# DATA PROVIDED start

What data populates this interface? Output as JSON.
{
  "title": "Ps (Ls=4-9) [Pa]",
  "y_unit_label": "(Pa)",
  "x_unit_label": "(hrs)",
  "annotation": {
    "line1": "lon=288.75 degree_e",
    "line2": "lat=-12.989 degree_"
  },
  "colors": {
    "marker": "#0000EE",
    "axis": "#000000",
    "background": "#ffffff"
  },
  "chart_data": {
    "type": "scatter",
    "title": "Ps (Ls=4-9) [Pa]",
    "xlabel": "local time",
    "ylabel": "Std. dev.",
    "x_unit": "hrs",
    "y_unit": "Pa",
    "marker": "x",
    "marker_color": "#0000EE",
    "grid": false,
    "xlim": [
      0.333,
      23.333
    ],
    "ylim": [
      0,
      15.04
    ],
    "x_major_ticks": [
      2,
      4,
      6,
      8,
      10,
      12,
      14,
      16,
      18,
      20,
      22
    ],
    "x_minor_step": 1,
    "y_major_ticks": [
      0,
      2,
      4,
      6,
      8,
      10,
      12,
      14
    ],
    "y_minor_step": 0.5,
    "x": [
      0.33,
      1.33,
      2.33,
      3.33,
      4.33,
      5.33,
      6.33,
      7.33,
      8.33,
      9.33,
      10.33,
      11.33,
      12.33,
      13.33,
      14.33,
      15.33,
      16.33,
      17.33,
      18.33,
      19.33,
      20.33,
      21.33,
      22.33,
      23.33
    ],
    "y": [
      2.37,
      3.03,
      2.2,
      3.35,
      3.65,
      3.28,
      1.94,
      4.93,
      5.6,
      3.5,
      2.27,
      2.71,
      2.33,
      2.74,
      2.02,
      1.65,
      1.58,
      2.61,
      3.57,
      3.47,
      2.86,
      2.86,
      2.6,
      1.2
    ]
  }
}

# DATA PROVIDED end

**EXERCISE PROMPT:**
Write out all the records above again, exactly as they stand.

**IN RESPONSE:**
What data populates this interface? Output as JSON.
{
  "title": "Ps (Ls=4-9) [Pa]",
  "y_unit_label": "(Pa)",
  "x_unit_label": "(hrs)",
  "annotation": {
    "line1": "lon=288.75 degree_e",
    "line2": "lat=-12.989 degree_"
  },
  "colors": {
    "marker": "#0000EE",
    "axis": "#000000",
    "background": "#ffffff"
  },
  "chart_data": {
    "type": "scatter",
    "title": "Ps (Ls=4-9) [Pa]",
    "xlabel": "local time",
    "ylabel": "Std. dev.",
    "x_unit": "hrs",
    "y_unit": "Pa",
    "marker": "x",
    "marker_color": "#0000EE",
    "grid": false,
    "xlim": [
      0.333,
      23.333
    ],
    "ylim": [
      0,
      15.04
    ],
    "x_major_ticks": [
      2,
      4,
      6,
      8,
      10,
      12,
      14,
      16,
      18,
      20,
      22
    ],
    "x_minor_step": 1,
    "y_major_ticks": [
      0,
      2,
      4,
      6,
      8,
      10,
      12,
      14
    ],
    "y_minor_step": 0.5,
    "x": [
      0.33,
      1.33,
      2.33,
      3.33,
      4.33,
      5.33,
      6.33,
      7.33,
      8.33,
      9.33,
      10.33,
      11.33,
      12.33,
      13.33,
      14.33,
      15.33,
      16.33,
      17.33,
      18.33,
      19.33,
      20.33,
      21.33,
      22.33,
      23.33
    ],
    "y": [
      2.37,
      3.03,
      2.2,
      3.35,
      3.65,
      3.28,
      1.94,
      4.93,
      5.6,
      3.5,
      2.27,
      2.71,
      2.33,
      2.74,
      2.02,
      1.65,
      1.58,
      2.61,
      3.57,
      3.47,
      2.86,
      2.86,
      2.6,
      1.2
    ]
  }
}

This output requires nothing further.